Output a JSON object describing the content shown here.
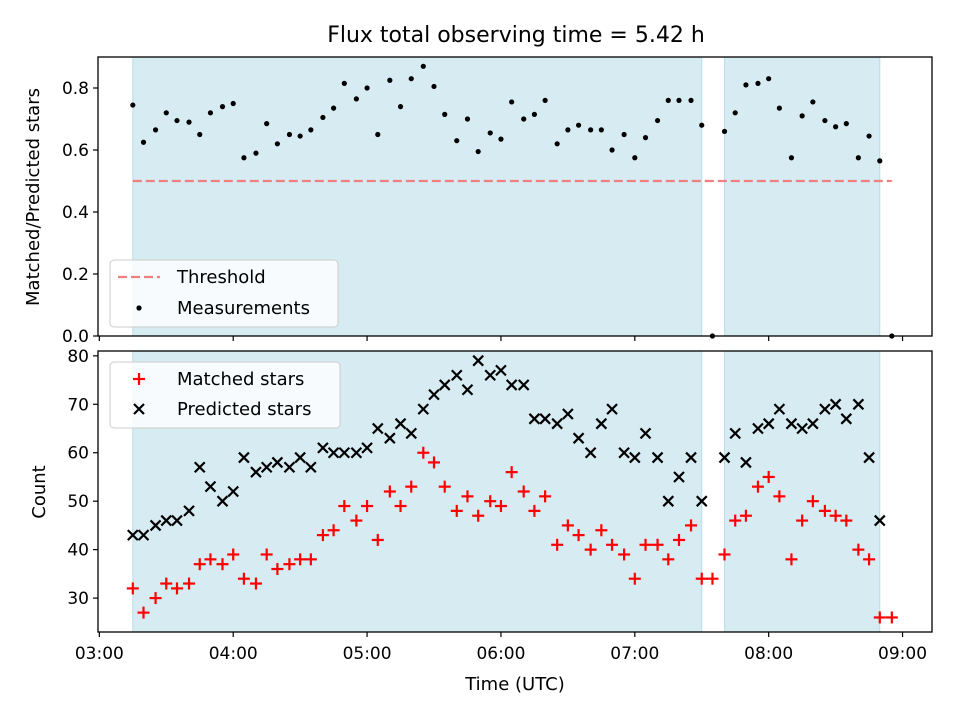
{
  "chart_data": {
    "title": "Flux total observing time = 5.42 h",
    "xlabel": "Time (UTC)",
    "x_unit": "hours UTC",
    "xlim": [
      2.99,
      9.22
    ],
    "x_ticks": [
      {
        "value": 3,
        "label": "03:00"
      },
      {
        "value": 4,
        "label": "04:00"
      },
      {
        "value": 5,
        "label": "05:00"
      },
      {
        "value": 6,
        "label": "06:00"
      },
      {
        "value": 7,
        "label": "07:00"
      },
      {
        "value": 8,
        "label": "08:00"
      },
      {
        "value": 9,
        "label": "09:00"
      }
    ],
    "observing_windows": [
      [
        3.25,
        7.5
      ],
      [
        7.67,
        8.83
      ]
    ],
    "panels": [
      {
        "type": "scatter",
        "ylabel": "Matched/Predicted stars",
        "ylim": [
          0,
          0.9
        ],
        "y_ticks": [
          0.0,
          0.2,
          0.4,
          0.6,
          0.8
        ],
        "y_tick_labels": [
          "0.0",
          "0.2",
          "0.4",
          "0.6",
          "0.8"
        ],
        "threshold": {
          "name": "Threshold",
          "value": 0.5,
          "x_range": [
            3.25,
            8.92
          ],
          "color": "#f08080"
        },
        "series": [
          {
            "name": "Measurements",
            "color": "#000000",
            "points": [
              [
                3.25,
                0.745
              ],
              [
                3.33,
                0.625
              ],
              [
                3.42,
                0.665
              ],
              [
                3.5,
                0.72
              ],
              [
                3.58,
                0.695
              ],
              [
                3.67,
                0.69
              ],
              [
                3.75,
                0.65
              ],
              [
                3.83,
                0.72
              ],
              [
                3.92,
                0.74
              ],
              [
                4.0,
                0.75
              ],
              [
                4.08,
                0.575
              ],
              [
                4.17,
                0.59
              ],
              [
                4.25,
                0.685
              ],
              [
                4.33,
                0.62
              ],
              [
                4.42,
                0.65
              ],
              [
                4.5,
                0.645
              ],
              [
                4.58,
                0.665
              ],
              [
                4.67,
                0.705
              ],
              [
                4.75,
                0.735
              ],
              [
                4.83,
                0.815
              ],
              [
                4.92,
                0.765
              ],
              [
                5.0,
                0.8
              ],
              [
                5.08,
                0.65
              ],
              [
                5.17,
                0.825
              ],
              [
                5.25,
                0.74
              ],
              [
                5.33,
                0.83
              ],
              [
                5.42,
                0.87
              ],
              [
                5.5,
                0.805
              ],
              [
                5.58,
                0.715
              ],
              [
                5.67,
                0.63
              ],
              [
                5.75,
                0.7
              ],
              [
                5.83,
                0.595
              ],
              [
                5.92,
                0.655
              ],
              [
                6.0,
                0.635
              ],
              [
                6.08,
                0.755
              ],
              [
                6.17,
                0.7
              ],
              [
                6.25,
                0.715
              ],
              [
                6.33,
                0.76
              ],
              [
                6.42,
                0.62
              ],
              [
                6.5,
                0.665
              ],
              [
                6.58,
                0.68
              ],
              [
                6.67,
                0.665
              ],
              [
                6.75,
                0.665
              ],
              [
                6.83,
                0.6
              ],
              [
                6.92,
                0.65
              ],
              [
                7.0,
                0.575
              ],
              [
                7.08,
                0.64
              ],
              [
                7.17,
                0.695
              ],
              [
                7.25,
                0.76
              ],
              [
                7.33,
                0.76
              ],
              [
                7.42,
                0.76
              ],
              [
                7.5,
                0.68
              ],
              [
                7.58,
                0.0
              ],
              [
                7.67,
                0.66
              ],
              [
                7.75,
                0.72
              ],
              [
                7.83,
                0.81
              ],
              [
                7.92,
                0.815
              ],
              [
                8.0,
                0.83
              ],
              [
                8.08,
                0.735
              ],
              [
                8.17,
                0.575
              ],
              [
                8.25,
                0.71
              ],
              [
                8.33,
                0.755
              ],
              [
                8.42,
                0.695
              ],
              [
                8.5,
                0.675
              ],
              [
                8.58,
                0.685
              ],
              [
                8.67,
                0.575
              ],
              [
                8.75,
                0.645
              ],
              [
                8.83,
                0.565
              ],
              [
                8.92,
                0.0
              ]
            ]
          }
        ],
        "legend": {
          "placement": "lower-left",
          "entries": [
            "Threshold",
            "Measurements"
          ]
        }
      },
      {
        "type": "scatter",
        "ylabel": "Count",
        "ylim": [
          23,
          81
        ],
        "y_ticks": [
          30,
          40,
          50,
          60,
          70,
          80
        ],
        "y_tick_labels": [
          "30",
          "40",
          "50",
          "60",
          "70",
          "80"
        ],
        "series": [
          {
            "name": "Matched stars",
            "marker": "plus",
            "color": "#ff0000",
            "points": [
              [
                3.25,
                32
              ],
              [
                3.33,
                27
              ],
              [
                3.42,
                30
              ],
              [
                3.5,
                33
              ],
              [
                3.58,
                32
              ],
              [
                3.67,
                33
              ],
              [
                3.75,
                37
              ],
              [
                3.83,
                38
              ],
              [
                3.92,
                37
              ],
              [
                4.0,
                39
              ],
              [
                4.08,
                34
              ],
              [
                4.17,
                33
              ],
              [
                4.25,
                39
              ],
              [
                4.33,
                36
              ],
              [
                4.42,
                37
              ],
              [
                4.5,
                38
              ],
              [
                4.58,
                38
              ],
              [
                4.67,
                43
              ],
              [
                4.75,
                44
              ],
              [
                4.83,
                49
              ],
              [
                4.92,
                46
              ],
              [
                5.0,
                49
              ],
              [
                5.08,
                42
              ],
              [
                5.17,
                52
              ],
              [
                5.25,
                49
              ],
              [
                5.33,
                53
              ],
              [
                5.42,
                60
              ],
              [
                5.5,
                58
              ],
              [
                5.58,
                53
              ],
              [
                5.67,
                48
              ],
              [
                5.75,
                51
              ],
              [
                5.83,
                47
              ],
              [
                5.92,
                50
              ],
              [
                6.0,
                49
              ],
              [
                6.08,
                56
              ],
              [
                6.17,
                52
              ],
              [
                6.25,
                48
              ],
              [
                6.33,
                51
              ],
              [
                6.42,
                41
              ],
              [
                6.5,
                45
              ],
              [
                6.58,
                43
              ],
              [
                6.67,
                40
              ],
              [
                6.75,
                44
              ],
              [
                6.83,
                41
              ],
              [
                6.92,
                39
              ],
              [
                7.0,
                34
              ],
              [
                7.08,
                41
              ],
              [
                7.17,
                41
              ],
              [
                7.25,
                38
              ],
              [
                7.33,
                42
              ],
              [
                7.42,
                45
              ],
              [
                7.5,
                34
              ],
              [
                7.58,
                34
              ],
              [
                7.67,
                39
              ],
              [
                7.75,
                46
              ],
              [
                7.83,
                47
              ],
              [
                7.92,
                53
              ],
              [
                8.0,
                55
              ],
              [
                8.08,
                51
              ],
              [
                8.17,
                38
              ],
              [
                8.25,
                46
              ],
              [
                8.33,
                50
              ],
              [
                8.42,
                48
              ],
              [
                8.5,
                47
              ],
              [
                8.58,
                46
              ],
              [
                8.67,
                40
              ],
              [
                8.75,
                38
              ],
              [
                8.83,
                26
              ],
              [
                8.92,
                26
              ]
            ]
          },
          {
            "name": "Predicted stars",
            "marker": "x",
            "color": "#000000",
            "points": [
              [
                3.25,
                43
              ],
              [
                3.33,
                43
              ],
              [
                3.42,
                45
              ],
              [
                3.5,
                46
              ],
              [
                3.58,
                46
              ],
              [
                3.67,
                48
              ],
              [
                3.75,
                57
              ],
              [
                3.83,
                53
              ],
              [
                3.92,
                50
              ],
              [
                4.0,
                52
              ],
              [
                4.08,
                59
              ],
              [
                4.17,
                56
              ],
              [
                4.25,
                57
              ],
              [
                4.33,
                58
              ],
              [
                4.42,
                57
              ],
              [
                4.5,
                59
              ],
              [
                4.58,
                57
              ],
              [
                4.67,
                61
              ],
              [
                4.75,
                60
              ],
              [
                4.83,
                60
              ],
              [
                4.92,
                60
              ],
              [
                5.0,
                61
              ],
              [
                5.08,
                65
              ],
              [
                5.17,
                63
              ],
              [
                5.25,
                66
              ],
              [
                5.33,
                64
              ],
              [
                5.42,
                69
              ],
              [
                5.5,
                72
              ],
              [
                5.58,
                74
              ],
              [
                5.67,
                76
              ],
              [
                5.75,
                73
              ],
              [
                5.83,
                79
              ],
              [
                5.92,
                76
              ],
              [
                6.0,
                77
              ],
              [
                6.08,
                74
              ],
              [
                6.17,
                74
              ],
              [
                6.25,
                67
              ],
              [
                6.33,
                67
              ],
              [
                6.42,
                66
              ],
              [
                6.5,
                68
              ],
              [
                6.58,
                63
              ],
              [
                6.67,
                60
              ],
              [
                6.75,
                66
              ],
              [
                6.83,
                69
              ],
              [
                6.92,
                60
              ],
              [
                7.0,
                59
              ],
              [
                7.08,
                64
              ],
              [
                7.17,
                59
              ],
              [
                7.25,
                50
              ],
              [
                7.33,
                55
              ],
              [
                7.42,
                59
              ],
              [
                7.5,
                50
              ],
              [
                7.67,
                59
              ],
              [
                7.75,
                64
              ],
              [
                7.83,
                58
              ],
              [
                7.92,
                65
              ],
              [
                8.0,
                66
              ],
              [
                8.08,
                69
              ],
              [
                8.17,
                66
              ],
              [
                8.25,
                65
              ],
              [
                8.33,
                66
              ],
              [
                8.42,
                69
              ],
              [
                8.5,
                70
              ],
              [
                8.58,
                67
              ],
              [
                8.67,
                70
              ],
              [
                8.75,
                59
              ],
              [
                8.83,
                46
              ]
            ]
          }
        ],
        "legend": {
          "placement": "top-left",
          "entries": [
            "Matched stars",
            "Predicted stars"
          ]
        }
      }
    ]
  }
}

◇ ◇ ◇

- [STATED TASK] Go through the listing above and list every line that has the word "value".

- [THE SOLUTION]
        "value": 3,
        "value": 4,
        "value": 5,
        "value": 6,
        "value": 7,
        "value": 8,
        "value": 9,
          "value": 0.5,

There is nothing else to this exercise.